Present every line in which the string "Meta" appears.

■ Data extract:
===============

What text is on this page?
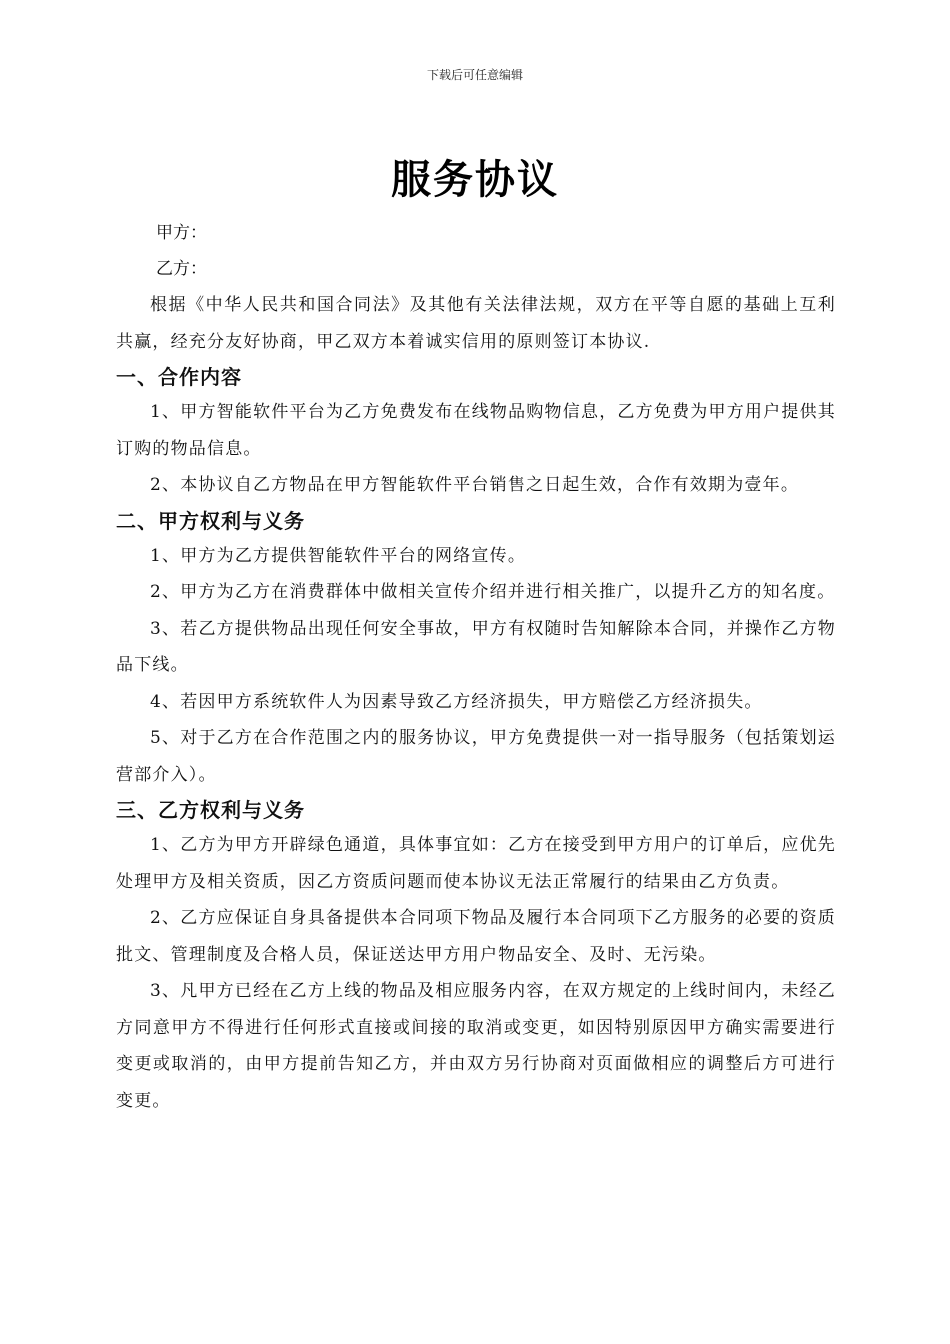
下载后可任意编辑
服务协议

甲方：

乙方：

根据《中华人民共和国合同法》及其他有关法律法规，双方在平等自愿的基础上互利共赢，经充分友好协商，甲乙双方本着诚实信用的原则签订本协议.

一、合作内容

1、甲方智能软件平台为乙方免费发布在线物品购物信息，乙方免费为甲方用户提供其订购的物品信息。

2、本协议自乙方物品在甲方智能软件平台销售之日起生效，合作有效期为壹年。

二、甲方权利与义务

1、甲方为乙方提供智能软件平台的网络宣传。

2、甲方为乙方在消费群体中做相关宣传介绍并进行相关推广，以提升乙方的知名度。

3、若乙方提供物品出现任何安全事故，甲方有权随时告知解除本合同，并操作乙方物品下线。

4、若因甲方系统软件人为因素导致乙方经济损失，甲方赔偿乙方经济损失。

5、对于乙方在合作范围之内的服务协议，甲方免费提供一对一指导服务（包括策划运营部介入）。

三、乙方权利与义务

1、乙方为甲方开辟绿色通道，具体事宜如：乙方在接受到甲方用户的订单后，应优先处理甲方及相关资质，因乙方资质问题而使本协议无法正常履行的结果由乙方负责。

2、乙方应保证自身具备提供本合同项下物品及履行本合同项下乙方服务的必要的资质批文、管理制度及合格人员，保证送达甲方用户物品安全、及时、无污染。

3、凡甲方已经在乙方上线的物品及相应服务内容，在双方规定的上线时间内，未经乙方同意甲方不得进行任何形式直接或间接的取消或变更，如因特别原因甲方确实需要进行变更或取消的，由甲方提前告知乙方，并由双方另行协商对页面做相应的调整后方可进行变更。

===============

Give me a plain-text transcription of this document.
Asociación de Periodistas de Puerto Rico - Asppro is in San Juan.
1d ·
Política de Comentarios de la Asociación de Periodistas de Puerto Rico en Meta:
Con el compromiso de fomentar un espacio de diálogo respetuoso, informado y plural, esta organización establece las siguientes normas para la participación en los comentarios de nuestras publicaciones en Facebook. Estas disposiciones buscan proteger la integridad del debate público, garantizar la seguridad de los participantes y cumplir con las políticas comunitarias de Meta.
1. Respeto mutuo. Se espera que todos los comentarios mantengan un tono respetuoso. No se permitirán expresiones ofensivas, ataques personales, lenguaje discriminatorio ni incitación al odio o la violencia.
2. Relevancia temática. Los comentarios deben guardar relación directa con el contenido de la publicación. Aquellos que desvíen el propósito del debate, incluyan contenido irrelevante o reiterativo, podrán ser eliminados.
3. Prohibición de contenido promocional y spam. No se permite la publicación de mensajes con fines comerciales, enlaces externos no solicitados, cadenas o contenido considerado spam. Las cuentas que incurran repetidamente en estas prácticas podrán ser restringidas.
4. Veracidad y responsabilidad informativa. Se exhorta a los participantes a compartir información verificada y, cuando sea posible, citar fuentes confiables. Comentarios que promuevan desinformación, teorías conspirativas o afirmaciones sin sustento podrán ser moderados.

===============

■ Solution to this exercise:
Política de Comentarios de la Asociación de Periodistas de Puerto Rico en Meta:
Con el compromiso de fomentar un espacio de diálogo respetuoso, informado y plural, esta organización establece las siguientes normas para la participación en los comentarios de nuestras publicaciones en Facebook. Estas disposiciones buscan proteger la integridad del debate público, garantizar la seguridad de los participantes y cumplir con las políticas comunitarias de Meta.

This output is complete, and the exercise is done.